- **Work to be completed**: Copy the full set of lines exactly as given.

- **Records for the exercise**:
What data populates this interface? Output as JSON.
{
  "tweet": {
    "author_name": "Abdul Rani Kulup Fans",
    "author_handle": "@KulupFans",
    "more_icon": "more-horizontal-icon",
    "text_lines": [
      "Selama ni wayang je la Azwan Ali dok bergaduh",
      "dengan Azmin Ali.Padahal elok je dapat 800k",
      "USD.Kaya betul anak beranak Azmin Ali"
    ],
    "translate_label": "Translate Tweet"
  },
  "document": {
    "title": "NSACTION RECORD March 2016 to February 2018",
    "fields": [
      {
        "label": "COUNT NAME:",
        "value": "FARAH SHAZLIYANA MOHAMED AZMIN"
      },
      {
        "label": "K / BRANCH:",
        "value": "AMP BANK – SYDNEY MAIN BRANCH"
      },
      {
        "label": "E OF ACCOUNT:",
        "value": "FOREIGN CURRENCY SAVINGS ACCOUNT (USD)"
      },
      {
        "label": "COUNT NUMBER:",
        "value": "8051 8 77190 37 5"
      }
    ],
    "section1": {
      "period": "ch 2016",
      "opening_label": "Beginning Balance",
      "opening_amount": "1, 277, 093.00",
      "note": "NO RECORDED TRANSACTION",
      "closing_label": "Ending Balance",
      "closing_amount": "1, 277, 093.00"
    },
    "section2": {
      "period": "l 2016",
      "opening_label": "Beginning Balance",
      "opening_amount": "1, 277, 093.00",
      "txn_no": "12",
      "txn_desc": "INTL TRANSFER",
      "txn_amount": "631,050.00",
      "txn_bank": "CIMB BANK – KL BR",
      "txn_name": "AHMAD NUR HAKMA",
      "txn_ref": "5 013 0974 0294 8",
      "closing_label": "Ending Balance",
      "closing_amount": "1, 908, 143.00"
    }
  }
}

- **Task output**:
What data populates this interface? Output as JSON.
{
  "tweet": {
    "author_name": "Abdul Rani Kulup Fans",
    "author_handle": "@KulupFans",
    "more_icon": "more-horizontal-icon",
    "text_lines": [
      "Selama ni wayang je la Azwan Ali dok bergaduh",
      "dengan Azmin Ali.Padahal elok je dapat 800k",
      "USD.Kaya betul anak beranak Azmin Ali"
    ],
    "translate_label": "Translate Tweet"
  },
  "document": {
    "title": "NSACTION RECORD March 2016 to February 2018",
    "fields": [
      {
        "label": "COUNT NAME:",
        "value": "FARAH SHAZLIYANA MOHAMED AZMIN"
      },
      {
        "label": "K / BRANCH:",
        "value": "AMP BANK – SYDNEY MAIN BRANCH"
      },
      {
        "label": "E OF ACCOUNT:",
        "value": "FOREIGN CURRENCY SAVINGS ACCOUNT (USD)"
      },
      {
        "label": "COUNT NUMBER:",
        "value": "8051 8 77190 37 5"
      }
    ],
    "section1": {
      "period": "ch 2016",
      "opening_label": "Beginning Balance",
      "opening_amount": "1, 277, 093.00",
      "note": "NO RECORDED TRANSACTION",
      "closing_label": "Ending Balance",
      "closing_amount": "1, 277, 093.00"
    },
    "section2": {
      "period": "l 2016",
      "opening_label": "Beginning Balance",
      "opening_amount": "1, 277, 093.00",
      "txn_no": "12",
      "txn_desc": "INTL TRANSFER",
      "txn_amount": "631,050.00",
      "txn_bank": "CIMB BANK – KL BR",
      "txn_name": "AHMAD NUR HAKMA",
      "txn_ref": "5 013 0974 0294 8",
      "closing_label": "Ending Balance",
      "closing_amount": "1, 908, 143.00"
    }
  }
}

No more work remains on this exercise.